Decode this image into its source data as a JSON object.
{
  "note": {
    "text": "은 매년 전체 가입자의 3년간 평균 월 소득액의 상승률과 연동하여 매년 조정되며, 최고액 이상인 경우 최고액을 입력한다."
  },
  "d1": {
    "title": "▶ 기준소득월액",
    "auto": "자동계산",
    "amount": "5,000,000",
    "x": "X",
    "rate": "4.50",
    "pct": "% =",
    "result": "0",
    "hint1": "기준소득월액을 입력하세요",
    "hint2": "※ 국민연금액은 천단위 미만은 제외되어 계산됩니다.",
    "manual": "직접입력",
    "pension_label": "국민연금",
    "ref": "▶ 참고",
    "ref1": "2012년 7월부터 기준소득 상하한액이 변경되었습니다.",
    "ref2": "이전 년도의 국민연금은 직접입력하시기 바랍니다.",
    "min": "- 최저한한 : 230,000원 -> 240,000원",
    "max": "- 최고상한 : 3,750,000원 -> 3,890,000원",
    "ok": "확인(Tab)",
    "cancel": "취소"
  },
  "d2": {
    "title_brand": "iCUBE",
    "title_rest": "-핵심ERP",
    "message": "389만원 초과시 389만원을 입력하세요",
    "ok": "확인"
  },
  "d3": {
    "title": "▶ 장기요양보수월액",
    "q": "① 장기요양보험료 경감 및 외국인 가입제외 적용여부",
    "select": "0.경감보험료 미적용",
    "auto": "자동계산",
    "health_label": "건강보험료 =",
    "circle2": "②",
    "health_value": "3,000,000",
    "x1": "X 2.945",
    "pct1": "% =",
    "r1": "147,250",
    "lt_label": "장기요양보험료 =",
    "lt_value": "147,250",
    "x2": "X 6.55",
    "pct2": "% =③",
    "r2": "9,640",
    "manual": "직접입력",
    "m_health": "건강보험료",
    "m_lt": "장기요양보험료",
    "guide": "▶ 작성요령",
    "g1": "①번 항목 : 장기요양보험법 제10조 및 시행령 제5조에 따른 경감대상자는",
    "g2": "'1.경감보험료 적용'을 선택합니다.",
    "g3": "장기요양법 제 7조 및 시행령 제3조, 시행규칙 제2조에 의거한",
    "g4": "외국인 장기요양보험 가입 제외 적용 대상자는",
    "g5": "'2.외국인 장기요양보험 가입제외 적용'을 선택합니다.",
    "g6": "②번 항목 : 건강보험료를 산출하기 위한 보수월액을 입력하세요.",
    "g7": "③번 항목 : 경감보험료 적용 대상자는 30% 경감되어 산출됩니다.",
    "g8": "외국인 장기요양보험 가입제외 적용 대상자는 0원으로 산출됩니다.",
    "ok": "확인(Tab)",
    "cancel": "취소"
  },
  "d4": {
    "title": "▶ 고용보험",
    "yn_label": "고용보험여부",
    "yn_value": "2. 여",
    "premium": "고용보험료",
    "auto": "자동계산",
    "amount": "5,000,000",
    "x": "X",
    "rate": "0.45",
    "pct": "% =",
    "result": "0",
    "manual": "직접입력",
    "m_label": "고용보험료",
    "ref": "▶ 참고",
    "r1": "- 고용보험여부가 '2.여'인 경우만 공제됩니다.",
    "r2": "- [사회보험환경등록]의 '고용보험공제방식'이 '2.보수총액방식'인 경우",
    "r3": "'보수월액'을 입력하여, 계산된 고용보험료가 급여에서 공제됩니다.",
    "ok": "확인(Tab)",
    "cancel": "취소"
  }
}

▶ DIRECTIONS
Extract the full set of entries word for word.

▶ THE OUTPUT
Decode this image into its source data as a JSON object.
{
  "note": {
    "text": "은 매년 전체 가입자의 3년간 평균 월 소득액의 상승률과 연동하여 매년 조정되며, 최고액 이상인 경우 최고액을 입력한다."
  },
  "d1": {
    "title": "▶ 기준소득월액",
    "auto": "자동계산",
    "amount": "5,000,000",
    "x": "X",
    "rate": "4.50",
    "pct": "% =",
    "result": "0",
    "hint1": "기준소득월액을 입력하세요",
    "hint2": "※ 국민연금액은 천단위 미만은 제외되어 계산됩니다.",
    "manual": "직접입력",
    "pension_label": "국민연금",
    "ref": "▶ 참고",
    "ref1": "2012년 7월부터 기준소득 상하한액이 변경되었습니다.",
    "ref2": "이전 년도의 국민연금은 직접입력하시기 바랍니다.",
    "min": "- 최저한한 : 230,000원 -> 240,000원",
    "max": "- 최고상한 : 3,750,000원 -> 3,890,000원",
    "ok": "확인(Tab)",
    "cancel": "취소"
  },
  "d2": {
    "title_brand": "iCUBE",
    "title_rest": "-핵심ERP",
    "message": "389만원 초과시 389만원을 입력하세요",
    "ok": "확인"
  },
  "d3": {
    "title": "▶ 장기요양보수월액",
    "q": "① 장기요양보험료 경감 및 외국인 가입제외 적용여부",
    "select": "0.경감보험료 미적용",
    "auto": "자동계산",
    "health_label": "건강보험료 =",
    "circle2": "②",
    "health_value": "3,000,000",
    "x1": "X 2.945",
    "pct1": "% =",
    "r1": "147,250",
    "lt_label": "장기요양보험료 =",
    "lt_value": "147,250",
    "x2": "X 6.55",
    "pct2": "% =③",
    "r2": "9,640",
    "manual": "직접입력",
    "m_health": "건강보험료",
    "m_lt": "장기요양보험료",
    "guide": "▶ 작성요령",
    "g1": "①번 항목 : 장기요양보험법 제10조 및 시행령 제5조에 따른 경감대상자는",
    "g2": "'1.경감보험료 적용'을 선택합니다.",
    "g3": "장기요양법 제 7조 및 시행령 제3조, 시행규칙 제2조에 의거한",
    "g4": "외국인 장기요양보험 가입 제외 적용 대상자는",
    "g5": "'2.외국인 장기요양보험 가입제외 적용'을 선택합니다.",
    "g6": "②번 항목 : 건강보험료를 산출하기 위한 보수월액을 입력하세요.",
    "g7": "③번 항목 : 경감보험료 적용 대상자는 30% 경감되어 산출됩니다.",
    "g8": "외국인 장기요양보험 가입제외 적용 대상자는 0원으로 산출됩니다.",
    "ok": "확인(Tab)",
    "cancel": "취소"
  },
  "d4": {
    "title": "▶ 고용보험",
    "yn_label": "고용보험여부",
    "yn_value": "2. 여",
    "premium": "고용보험료",
    "auto": "자동계산",
    "amount": "5,000,000",
    "x": "X",
    "rate": "0.45",
    "pct": "% =",
    "result": "0",
    "manual": "직접입력",
    "m_label": "고용보험료",
    "ref": "▶ 참고",
    "r1": "- 고용보험여부가 '2.여'인 경우만 공제됩니다.",
    "r2": "- [사회보험환경등록]의 '고용보험공제방식'이 '2.보수총액방식'인 경우",
    "r3": "'보수월액'을 입력하여, 계산된 고용보험료가 급여에서 공제됩니다.",
    "ok": "확인(Tab)",
    "cancel": "취소"
  }
}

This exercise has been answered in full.